* Written problem
Here are some records; quote them exactly, leaving out the pictures.

[Records from a data source]
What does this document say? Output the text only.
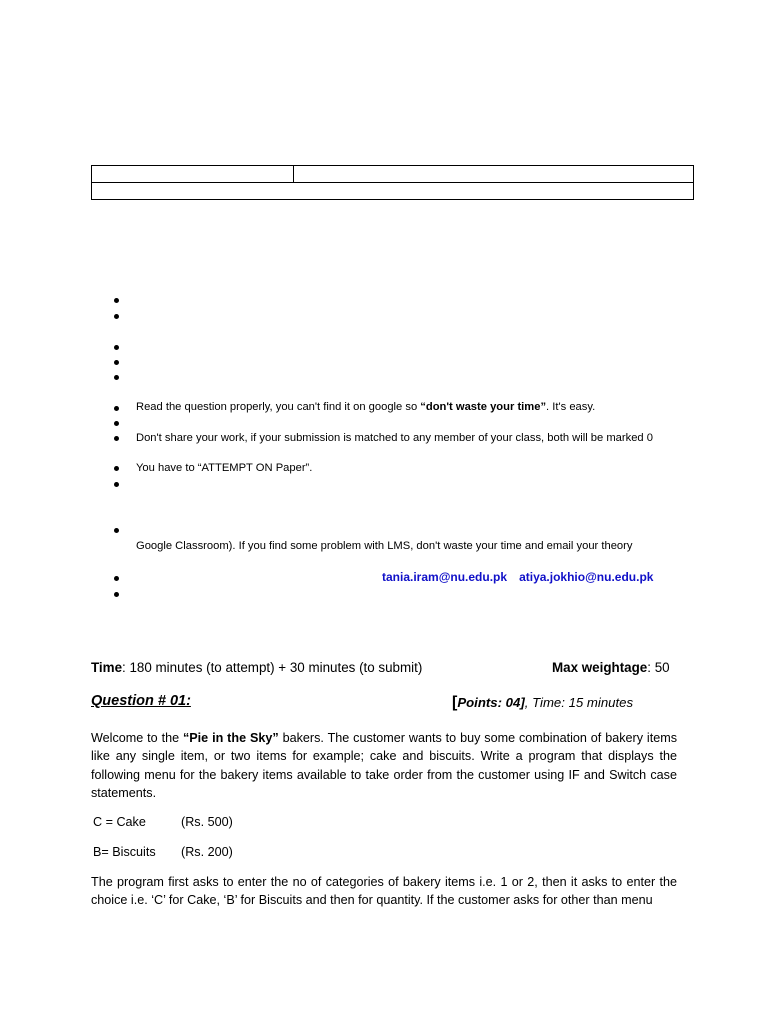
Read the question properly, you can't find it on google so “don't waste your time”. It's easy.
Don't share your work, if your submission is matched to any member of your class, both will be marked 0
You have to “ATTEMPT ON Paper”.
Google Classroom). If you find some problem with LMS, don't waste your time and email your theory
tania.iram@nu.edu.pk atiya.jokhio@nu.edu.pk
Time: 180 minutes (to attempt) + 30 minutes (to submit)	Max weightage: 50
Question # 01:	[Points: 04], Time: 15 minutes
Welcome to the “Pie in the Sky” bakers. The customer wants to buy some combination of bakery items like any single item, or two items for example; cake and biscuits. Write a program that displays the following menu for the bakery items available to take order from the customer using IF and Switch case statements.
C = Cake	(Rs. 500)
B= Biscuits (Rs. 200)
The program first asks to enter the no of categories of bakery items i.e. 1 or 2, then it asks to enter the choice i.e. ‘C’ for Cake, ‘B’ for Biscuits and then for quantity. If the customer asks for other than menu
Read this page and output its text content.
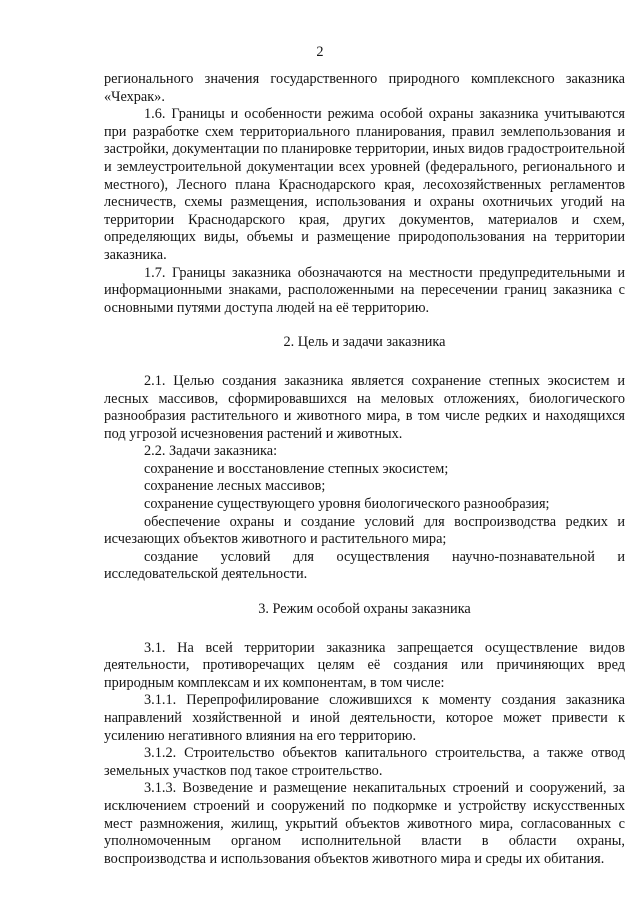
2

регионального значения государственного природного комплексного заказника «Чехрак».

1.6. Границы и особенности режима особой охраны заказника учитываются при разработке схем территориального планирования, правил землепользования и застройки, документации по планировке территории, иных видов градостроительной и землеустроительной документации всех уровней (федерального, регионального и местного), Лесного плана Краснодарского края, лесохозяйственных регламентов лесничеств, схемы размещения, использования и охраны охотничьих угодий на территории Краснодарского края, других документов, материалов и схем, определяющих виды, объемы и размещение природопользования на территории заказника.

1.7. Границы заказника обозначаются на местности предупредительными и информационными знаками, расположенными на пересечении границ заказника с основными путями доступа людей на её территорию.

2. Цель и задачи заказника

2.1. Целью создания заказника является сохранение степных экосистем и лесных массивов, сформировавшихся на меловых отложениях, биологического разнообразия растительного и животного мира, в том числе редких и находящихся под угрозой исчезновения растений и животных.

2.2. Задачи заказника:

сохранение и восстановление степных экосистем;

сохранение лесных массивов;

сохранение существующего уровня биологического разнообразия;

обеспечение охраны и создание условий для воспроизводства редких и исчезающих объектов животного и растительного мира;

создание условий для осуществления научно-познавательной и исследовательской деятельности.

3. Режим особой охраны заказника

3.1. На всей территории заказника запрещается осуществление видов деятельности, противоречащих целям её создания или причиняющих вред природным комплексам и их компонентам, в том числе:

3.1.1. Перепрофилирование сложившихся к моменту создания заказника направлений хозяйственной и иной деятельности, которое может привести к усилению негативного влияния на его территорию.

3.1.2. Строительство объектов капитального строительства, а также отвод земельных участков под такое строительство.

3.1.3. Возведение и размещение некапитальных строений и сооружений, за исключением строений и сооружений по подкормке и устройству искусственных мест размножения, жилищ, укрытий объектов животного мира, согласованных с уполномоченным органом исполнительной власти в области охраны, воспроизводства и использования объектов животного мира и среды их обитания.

* Exercise solution
What does this document say? Output the text only.
Read the question properly, you can't find it on google so “don't waste your time”. It's easy.
Don't share your work, if your submission is matched to any member of your class, both will be marked 0
You have to “ATTEMPT ON Paper”.
Google Classroom). If you find some problem with LMS, don't waste your time and email your theory
tania.iram@nu.edu.pk atiya.jokhio@nu.edu.pk
Time: 180 minutes (to attempt) + 30 minutes (to submit)	Max weightage: 50
Question # 01:	[Points: 04], Time: 15 minutes
Welcome to the “Pie in the Sky” bakers. The customer wants to buy some combination of bakery items like any single item, or two items for example; cake and biscuits. Write a program that displays the following menu for the bakery items available to take order from the customer using IF and Switch case statements.
C = Cake	(Rs. 500)
B= Biscuits (Rs. 200)
The program first asks to enter the no of categories of bakery items i.e. 1 or 2, then it asks to enter the choice i.e. ‘C’ for Cake, ‘B’ for Biscuits and then for quantity. If the customer asks for other than menu
Read this page and output its text content.
2

регионального значения государственного природного комплексного заказника «Чехрак».

1.6. Границы и особенности режима особой охраны заказника учитываются при разработке схем территориального планирования, правил землепользования и застройки, документации по планировке территории, иных видов градостроительной и землеустроительной документации всех уровней (федерального, регионального и местного), Лесного плана Краснодарского края, лесохозяйственных регламентов лесничеств, схемы размещения, использования и охраны охотничьих угодий на территории Краснодарского края, других документов, материалов и схем, определяющих виды, объемы и размещение природопользования на территории заказника.

1.7. Границы заказника обозначаются на местности предупредительными и информационными знаками, расположенными на пересечении границ заказника с основными путями доступа людей на её территорию.

2. Цель и задачи заказника

2.1. Целью создания заказника является сохранение степных экосистем и лесных массивов, сформировавшихся на меловых отложениях, биологического разнообразия растительного и животного мира, в том числе редких и находящихся под угрозой исчезновения растений и животных.

2.2. Задачи заказника:

сохранение и восстановление степных экосистем;

сохранение лесных массивов;

сохранение существующего уровня биологического разнообразия;

обеспечение охраны и создание условий для воспроизводства редких и исчезающих объектов животного и растительного мира;

создание условий для осуществления научно-познавательной и исследовательской деятельности.

3. Режим особой охраны заказника

3.1. На всей территории заказника запрещается осуществление видов деятельности, противоречащих целям её создания или причиняющих вред природным комплексам и их компонентам, в том числе:

3.1.1. Перепрофилирование сложившихся к моменту создания заказника направлений хозяйственной и иной деятельности, которое может привести к усилению негативного влияния на его территорию.

3.1.2. Строительство объектов капитального строительства, а также отвод земельных участков под такое строительство.

3.1.3. Возведение и размещение некапитальных строений и сооружений, за исключением строений и сооружений по подкормке и устройству искусственных мест размножения, жилищ, укрытий объектов животного мира, согласованных с уполномоченным органом исполнительной власти в области охраны, воспроизводства и использования объектов животного мира и среды их обитания.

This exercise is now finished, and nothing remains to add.